=== Dataset records ===
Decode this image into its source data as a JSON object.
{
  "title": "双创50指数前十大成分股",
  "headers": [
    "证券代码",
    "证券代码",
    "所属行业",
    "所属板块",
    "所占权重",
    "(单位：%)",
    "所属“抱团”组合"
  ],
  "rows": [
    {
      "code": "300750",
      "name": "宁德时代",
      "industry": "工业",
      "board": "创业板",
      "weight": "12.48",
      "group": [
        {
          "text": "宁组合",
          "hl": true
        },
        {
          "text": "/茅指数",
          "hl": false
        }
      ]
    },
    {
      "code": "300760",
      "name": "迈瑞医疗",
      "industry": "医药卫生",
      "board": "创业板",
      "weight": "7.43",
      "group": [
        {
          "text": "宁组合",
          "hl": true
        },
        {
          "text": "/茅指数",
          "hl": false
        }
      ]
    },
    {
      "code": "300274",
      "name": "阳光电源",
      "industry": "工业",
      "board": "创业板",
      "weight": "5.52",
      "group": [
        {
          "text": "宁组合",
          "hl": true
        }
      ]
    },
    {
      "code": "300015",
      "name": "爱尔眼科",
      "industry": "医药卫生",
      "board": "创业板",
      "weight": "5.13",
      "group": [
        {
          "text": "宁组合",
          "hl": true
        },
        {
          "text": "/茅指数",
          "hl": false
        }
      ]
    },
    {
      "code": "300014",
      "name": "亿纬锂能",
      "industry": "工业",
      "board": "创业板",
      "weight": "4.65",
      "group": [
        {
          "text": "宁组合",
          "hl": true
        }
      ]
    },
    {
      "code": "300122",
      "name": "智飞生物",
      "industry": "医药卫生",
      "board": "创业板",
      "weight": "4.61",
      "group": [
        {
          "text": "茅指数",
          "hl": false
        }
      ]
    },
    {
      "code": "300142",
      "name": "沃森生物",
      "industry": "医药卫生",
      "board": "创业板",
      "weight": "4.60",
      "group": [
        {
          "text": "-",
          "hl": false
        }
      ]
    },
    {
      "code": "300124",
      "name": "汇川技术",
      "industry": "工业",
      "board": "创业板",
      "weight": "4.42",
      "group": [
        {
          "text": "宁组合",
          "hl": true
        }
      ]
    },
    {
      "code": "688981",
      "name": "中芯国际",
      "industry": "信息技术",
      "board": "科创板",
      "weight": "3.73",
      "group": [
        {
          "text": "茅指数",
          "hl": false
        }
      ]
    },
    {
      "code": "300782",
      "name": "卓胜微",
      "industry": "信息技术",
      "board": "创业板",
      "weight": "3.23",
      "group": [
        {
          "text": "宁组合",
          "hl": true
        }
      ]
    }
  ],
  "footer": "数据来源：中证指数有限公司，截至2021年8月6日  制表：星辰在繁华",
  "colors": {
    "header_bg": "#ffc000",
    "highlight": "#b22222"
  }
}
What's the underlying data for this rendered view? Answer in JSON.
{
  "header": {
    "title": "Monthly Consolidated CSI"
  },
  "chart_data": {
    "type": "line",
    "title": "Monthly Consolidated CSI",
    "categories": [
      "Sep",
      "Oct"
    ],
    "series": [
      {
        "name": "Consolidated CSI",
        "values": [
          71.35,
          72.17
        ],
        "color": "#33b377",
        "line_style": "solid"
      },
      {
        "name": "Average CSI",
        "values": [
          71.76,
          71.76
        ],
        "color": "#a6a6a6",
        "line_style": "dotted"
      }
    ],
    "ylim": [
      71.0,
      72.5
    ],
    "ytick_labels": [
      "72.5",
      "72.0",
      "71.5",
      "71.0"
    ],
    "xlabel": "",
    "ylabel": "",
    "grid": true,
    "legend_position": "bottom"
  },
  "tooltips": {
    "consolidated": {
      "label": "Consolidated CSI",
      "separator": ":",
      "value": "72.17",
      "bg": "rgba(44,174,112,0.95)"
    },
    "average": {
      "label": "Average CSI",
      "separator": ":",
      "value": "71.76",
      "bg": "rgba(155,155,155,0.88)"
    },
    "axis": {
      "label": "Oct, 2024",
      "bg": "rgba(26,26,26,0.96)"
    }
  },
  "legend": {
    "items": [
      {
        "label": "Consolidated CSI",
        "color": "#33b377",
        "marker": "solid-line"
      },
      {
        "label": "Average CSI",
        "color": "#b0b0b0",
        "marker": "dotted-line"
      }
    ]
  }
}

=== Task to complete ===
Please quote every record above exactly as it appears.

=== Exercise output ===
Decode this image into its source data as a JSON object.
{
  "title": "双创50指数前十大成分股",
  "headers": [
    "证券代码",
    "证券代码",
    "所属行业",
    "所属板块",
    "所占权重",
    "(单位：%)",
    "所属“抱团”组合"
  ],
  "rows": [
    {
      "code": "300750",
      "name": "宁德时代",
      "industry": "工业",
      "board": "创业板",
      "weight": "12.48",
      "group": [
        {
          "text": "宁组合",
          "hl": true
        },
        {
          "text": "/茅指数",
          "hl": false
        }
      ]
    },
    {
      "code": "300760",
      "name": "迈瑞医疗",
      "industry": "医药卫生",
      "board": "创业板",
      "weight": "7.43",
      "group": [
        {
          "text": "宁组合",
          "hl": true
        },
        {
          "text": "/茅指数",
          "hl": false
        }
      ]
    },
    {
      "code": "300274",
      "name": "阳光电源",
      "industry": "工业",
      "board": "创业板",
      "weight": "5.52",
      "group": [
        {
          "text": "宁组合",
          "hl": true
        }
      ]
    },
    {
      "code": "300015",
      "name": "爱尔眼科",
      "industry": "医药卫生",
      "board": "创业板",
      "weight": "5.13",
      "group": [
        {
          "text": "宁组合",
          "hl": true
        },
        {
          "text": "/茅指数",
          "hl": false
        }
      ]
    },
    {
      "code": "300014",
      "name": "亿纬锂能",
      "industry": "工业",
      "board": "创业板",
      "weight": "4.65",
      "group": [
        {
          "text": "宁组合",
          "hl": true
        }
      ]
    },
    {
      "code": "300122",
      "name": "智飞生物",
      "industry": "医药卫生",
      "board": "创业板",
      "weight": "4.61",
      "group": [
        {
          "text": "茅指数",
          "hl": false
        }
      ]
    },
    {
      "code": "300142",
      "name": "沃森生物",
      "industry": "医药卫生",
      "board": "创业板",
      "weight": "4.60",
      "group": [
        {
          "text": "-",
          "hl": false
        }
      ]
    },
    {
      "code": "300124",
      "name": "汇川技术",
      "industry": "工业",
      "board": "创业板",
      "weight": "4.42",
      "group": [
        {
          "text": "宁组合",
          "hl": true
        }
      ]
    },
    {
      "code": "688981",
      "name": "中芯国际",
      "industry": "信息技术",
      "board": "科创板",
      "weight": "3.73",
      "group": [
        {
          "text": "茅指数",
          "hl": false
        }
      ]
    },
    {
      "code": "300782",
      "name": "卓胜微",
      "industry": "信息技术",
      "board": "创业板",
      "weight": "3.23",
      "group": [
        {
          "text": "宁组合",
          "hl": true
        }
      ]
    }
  ],
  "footer": "数据来源：中证指数有限公司，截至2021年8月6日  制表：星辰在繁华",
  "colors": {
    "header_bg": "#ffc000",
    "highlight": "#b22222"
  }
}
What's the underlying data for this rendered view? Answer in JSON.
{
  "header": {
    "title": "Monthly Consolidated CSI"
  },
  "chart_data": {
    "type": "line",
    "title": "Monthly Consolidated CSI",
    "categories": [
      "Sep",
      "Oct"
    ],
    "series": [
      {
        "name": "Consolidated CSI",
        "values": [
          71.35,
          72.17
        ],
        "color": "#33b377",
        "line_style": "solid"
      },
      {
        "name": "Average CSI",
        "values": [
          71.76,
          71.76
        ],
        "color": "#a6a6a6",
        "line_style": "dotted"
      }
    ],
    "ylim": [
      71.0,
      72.5
    ],
    "ytick_labels": [
      "72.5",
      "72.0",
      "71.5",
      "71.0"
    ],
    "xlabel": "",
    "ylabel": "",
    "grid": true,
    "legend_position": "bottom"
  },
  "tooltips": {
    "consolidated": {
      "label": "Consolidated CSI",
      "separator": ":",
      "value": "72.17",
      "bg": "rgba(44,174,112,0.95)"
    },
    "average": {
      "label": "Average CSI",
      "separator": ":",
      "value": "71.76",
      "bg": "rgba(155,155,155,0.88)"
    },
    "axis": {
      "label": "Oct, 2024",
      "bg": "rgba(26,26,26,0.96)"
    }
  },
  "legend": {
    "items": [
      {
        "label": "Consolidated CSI",
        "color": "#33b377",
        "marker": "solid-line"
      },
      {
        "label": "Average CSI",
        "color": "#b0b0b0",
        "marker": "dotted-line"
      }
    ]
  }
}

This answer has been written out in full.